Supplied material>
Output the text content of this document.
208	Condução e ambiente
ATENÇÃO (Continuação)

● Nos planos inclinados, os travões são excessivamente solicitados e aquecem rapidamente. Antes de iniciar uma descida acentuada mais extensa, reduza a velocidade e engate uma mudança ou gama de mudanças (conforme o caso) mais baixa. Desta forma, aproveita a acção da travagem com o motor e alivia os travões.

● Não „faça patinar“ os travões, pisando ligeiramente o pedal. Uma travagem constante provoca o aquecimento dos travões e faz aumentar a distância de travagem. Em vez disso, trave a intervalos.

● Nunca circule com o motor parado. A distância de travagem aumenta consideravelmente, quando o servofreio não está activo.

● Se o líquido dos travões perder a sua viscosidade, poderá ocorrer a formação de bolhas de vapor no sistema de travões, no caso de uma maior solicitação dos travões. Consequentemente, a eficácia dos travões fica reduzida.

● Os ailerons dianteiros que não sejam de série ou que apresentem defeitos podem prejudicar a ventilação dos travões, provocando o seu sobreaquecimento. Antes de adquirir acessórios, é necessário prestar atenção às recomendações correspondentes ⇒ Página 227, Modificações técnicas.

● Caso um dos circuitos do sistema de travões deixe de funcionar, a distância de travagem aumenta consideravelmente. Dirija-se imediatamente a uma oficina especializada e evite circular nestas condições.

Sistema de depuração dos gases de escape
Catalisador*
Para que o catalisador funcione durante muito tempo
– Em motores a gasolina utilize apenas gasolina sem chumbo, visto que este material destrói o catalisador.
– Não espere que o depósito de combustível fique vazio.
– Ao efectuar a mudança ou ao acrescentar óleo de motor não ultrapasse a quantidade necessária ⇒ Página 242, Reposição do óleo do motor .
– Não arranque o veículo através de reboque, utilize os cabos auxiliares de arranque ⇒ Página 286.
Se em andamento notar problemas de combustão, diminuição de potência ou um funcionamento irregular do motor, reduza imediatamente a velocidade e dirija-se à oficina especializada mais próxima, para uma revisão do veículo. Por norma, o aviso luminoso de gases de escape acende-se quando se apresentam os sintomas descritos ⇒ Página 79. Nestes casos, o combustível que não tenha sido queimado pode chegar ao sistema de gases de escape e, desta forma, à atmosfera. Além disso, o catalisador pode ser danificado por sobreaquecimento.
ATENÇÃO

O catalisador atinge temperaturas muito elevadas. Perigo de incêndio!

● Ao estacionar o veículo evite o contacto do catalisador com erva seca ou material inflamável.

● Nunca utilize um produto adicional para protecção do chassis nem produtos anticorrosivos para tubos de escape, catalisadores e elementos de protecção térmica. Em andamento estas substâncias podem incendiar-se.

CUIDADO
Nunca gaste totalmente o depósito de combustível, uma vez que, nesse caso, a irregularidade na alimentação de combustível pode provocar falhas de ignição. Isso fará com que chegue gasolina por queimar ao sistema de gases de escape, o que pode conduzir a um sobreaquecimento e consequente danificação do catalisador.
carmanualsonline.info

What you will do>
Return the full listing, character for character.

The reply>
Output the text content of this document.
208	Condução e ambiente
ATENÇÃO (Continuação)

● Nos planos inclinados, os travões são excessivamente solicitados e aquecem rapidamente. Antes de iniciar uma descida acentuada mais extensa, reduza a velocidade e engate uma mudança ou gama de mudanças (conforme o caso) mais baixa. Desta forma, aproveita a acção da travagem com o motor e alivia os travões.

● Não „faça patinar“ os travões, pisando ligeiramente o pedal. Uma travagem constante provoca o aquecimento dos travões e faz aumentar a distância de travagem. Em vez disso, trave a intervalos.

● Nunca circule com o motor parado. A distância de travagem aumenta consideravelmente, quando o servofreio não está activo.

● Se o líquido dos travões perder a sua viscosidade, poderá ocorrer a formação de bolhas de vapor no sistema de travões, no caso de uma maior solicitação dos travões. Consequentemente, a eficácia dos travões fica reduzida.

● Os ailerons dianteiros que não sejam de série ou que apresentem defeitos podem prejudicar a ventilação dos travões, provocando o seu sobreaquecimento. Antes de adquirir acessórios, é necessário prestar atenção às recomendações correspondentes ⇒ Página 227, Modificações técnicas.

● Caso um dos circuitos do sistema de travões deixe de funcionar, a distância de travagem aumenta consideravelmente. Dirija-se imediatamente a uma oficina especializada e evite circular nestas condições.

Sistema de depuração dos gases de escape
Catalisador*
Para que o catalisador funcione durante muito tempo
– Em motores a gasolina utilize apenas gasolina sem chumbo, visto que este material destrói o catalisador.
– Não espere que o depósito de combustível fique vazio.
– Ao efectuar a mudança ou ao acrescentar óleo de motor não ultrapasse a quantidade necessária ⇒ Página 242, Reposição do óleo do motor .
– Não arranque o veículo através de reboque, utilize os cabos auxiliares de arranque ⇒ Página 286.
Se em andamento notar problemas de combustão, diminuição de potência ou um funcionamento irregular do motor, reduza imediatamente a velocidade e dirija-se à oficina especializada mais próxima, para uma revisão do veículo. Por norma, o aviso luminoso de gases de escape acende-se quando se apresentam os sintomas descritos ⇒ Página 79. Nestes casos, o combustível que não tenha sido queimado pode chegar ao sistema de gases de escape e, desta forma, à atmosfera. Além disso, o catalisador pode ser danificado por sobreaquecimento.
ATENÇÃO

O catalisador atinge temperaturas muito elevadas. Perigo de incêndio!

● Ao estacionar o veículo evite o contacto do catalisador com erva seca ou material inflamável.

● Nunca utilize um produto adicional para protecção do chassis nem produtos anticorrosivos para tubos de escape, catalisadores e elementos de protecção térmica. Em andamento estas substâncias podem incendiar-se.

CUIDADO
Nunca gaste totalmente o depósito de combustível, uma vez que, nesse caso, a irregularidade na alimentação de combustível pode provocar falhas de ignição. Isso fará com que chegue gasolina por queimar ao sistema de gases de escape, o que pode conduzir a um sobreaquecimento e consequente danificação do catalisador.
carmanualsonline.info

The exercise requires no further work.